▶ [YOUR OBJECTIVE]
Take all the material and copy it exactly.

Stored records
##############################

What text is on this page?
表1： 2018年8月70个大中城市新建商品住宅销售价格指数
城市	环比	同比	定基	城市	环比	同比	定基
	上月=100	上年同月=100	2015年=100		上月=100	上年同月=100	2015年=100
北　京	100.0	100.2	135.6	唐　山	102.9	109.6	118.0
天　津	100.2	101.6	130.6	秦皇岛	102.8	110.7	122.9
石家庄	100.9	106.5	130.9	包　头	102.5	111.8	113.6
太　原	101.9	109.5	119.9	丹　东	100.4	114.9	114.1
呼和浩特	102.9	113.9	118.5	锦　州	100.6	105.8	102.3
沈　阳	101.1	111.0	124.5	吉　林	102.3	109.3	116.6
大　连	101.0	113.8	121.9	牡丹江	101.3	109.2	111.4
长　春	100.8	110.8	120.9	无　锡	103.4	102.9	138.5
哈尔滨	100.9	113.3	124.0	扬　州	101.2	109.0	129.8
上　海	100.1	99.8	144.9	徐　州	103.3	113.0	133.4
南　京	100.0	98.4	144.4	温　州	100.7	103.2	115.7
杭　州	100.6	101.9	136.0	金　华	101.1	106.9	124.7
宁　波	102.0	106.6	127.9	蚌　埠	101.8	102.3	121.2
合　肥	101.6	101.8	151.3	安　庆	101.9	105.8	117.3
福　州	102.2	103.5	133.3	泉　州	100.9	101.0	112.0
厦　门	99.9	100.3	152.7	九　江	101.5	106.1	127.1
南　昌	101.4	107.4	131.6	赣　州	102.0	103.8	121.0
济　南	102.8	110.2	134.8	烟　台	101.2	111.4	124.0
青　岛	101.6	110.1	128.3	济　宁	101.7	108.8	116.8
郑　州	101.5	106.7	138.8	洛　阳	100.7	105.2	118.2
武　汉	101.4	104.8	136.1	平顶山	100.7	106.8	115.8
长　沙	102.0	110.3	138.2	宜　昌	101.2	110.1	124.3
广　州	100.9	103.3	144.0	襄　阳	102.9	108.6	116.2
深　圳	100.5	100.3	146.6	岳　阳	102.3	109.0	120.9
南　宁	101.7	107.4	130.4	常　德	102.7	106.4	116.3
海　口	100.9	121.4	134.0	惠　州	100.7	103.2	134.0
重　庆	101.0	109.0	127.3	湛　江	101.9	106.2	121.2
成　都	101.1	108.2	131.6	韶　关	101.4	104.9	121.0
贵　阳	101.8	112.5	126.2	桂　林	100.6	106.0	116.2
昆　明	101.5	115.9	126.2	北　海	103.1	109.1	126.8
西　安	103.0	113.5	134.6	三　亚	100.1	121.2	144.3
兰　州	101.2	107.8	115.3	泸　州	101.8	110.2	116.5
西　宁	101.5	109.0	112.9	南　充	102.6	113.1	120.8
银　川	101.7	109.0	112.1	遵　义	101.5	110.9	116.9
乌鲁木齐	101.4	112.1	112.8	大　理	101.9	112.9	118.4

##############################

▶ [FINAL RESULT]
What text is on this page?
表1： 2018年8月70个大中城市新建商品住宅销售价格指数
城市	环比	同比	定基	城市	环比	同比	定基
	上月=100	上年同月=100	2015年=100		上月=100	上年同月=100	2015年=100
北　京	100.0	100.2	135.6	唐　山	102.9	109.6	118.0
天　津	100.2	101.6	130.6	秦皇岛	102.8	110.7	122.9
石家庄	100.9	106.5	130.9	包　头	102.5	111.8	113.6
太　原	101.9	109.5	119.9	丹　东	100.4	114.9	114.1
呼和浩特	102.9	113.9	118.5	锦　州	100.6	105.8	102.3
沈　阳	101.1	111.0	124.5	吉　林	102.3	109.3	116.6
大　连	101.0	113.8	121.9	牡丹江	101.3	109.2	111.4
长　春	100.8	110.8	120.9	无　锡	103.4	102.9	138.5
哈尔滨	100.9	113.3	124.0	扬　州	101.2	109.0	129.8
上　海	100.1	99.8	144.9	徐　州	103.3	113.0	133.4
南　京	100.0	98.4	144.4	温　州	100.7	103.2	115.7
杭　州	100.6	101.9	136.0	金　华	101.1	106.9	124.7
宁　波	102.0	106.6	127.9	蚌　埠	101.8	102.3	121.2
合　肥	101.6	101.8	151.3	安　庆	101.9	105.8	117.3
福　州	102.2	103.5	133.3	泉　州	100.9	101.0	112.0
厦　门	99.9	100.3	152.7	九　江	101.5	106.1	127.1
南　昌	101.4	107.4	131.6	赣　州	102.0	103.8	121.0
济　南	102.8	110.2	134.8	烟　台	101.2	111.4	124.0
青　岛	101.6	110.1	128.3	济　宁	101.7	108.8	116.8
郑　州	101.5	106.7	138.8	洛　阳	100.7	105.2	118.2
武　汉	101.4	104.8	136.1	平顶山	100.7	106.8	115.8
长　沙	102.0	110.3	138.2	宜　昌	101.2	110.1	124.3
广　州	100.9	103.3	144.0	襄　阳	102.9	108.6	116.2
深　圳	100.5	100.3	146.6	岳　阳	102.3	109.0	120.9
南　宁	101.7	107.4	130.4	常　德	102.7	106.4	116.3
海　口	100.9	121.4	134.0	惠　州	100.7	103.2	134.0
重　庆	101.0	109.0	127.3	湛　江	101.9	106.2	121.2
成　都	101.1	108.2	131.6	韶　关	101.4	104.9	121.0
贵　阳	101.8	112.5	126.2	桂　林	100.6	106.0	116.2
昆　明	101.5	115.9	126.2	北　海	103.1	109.1	126.8
西　安	103.0	113.5	134.6	三　亚	100.1	121.2	144.3
兰　州	101.2	107.8	115.3	泸　州	101.8	110.2	116.5
西　宁	101.5	109.0	112.9	南　充	102.6	113.1	120.8
银　川	101.7	109.0	112.1	遵　义	101.5	110.9	116.9
乌鲁木齐	101.4	112.1	112.8	大　理	101.9	112.9	118.4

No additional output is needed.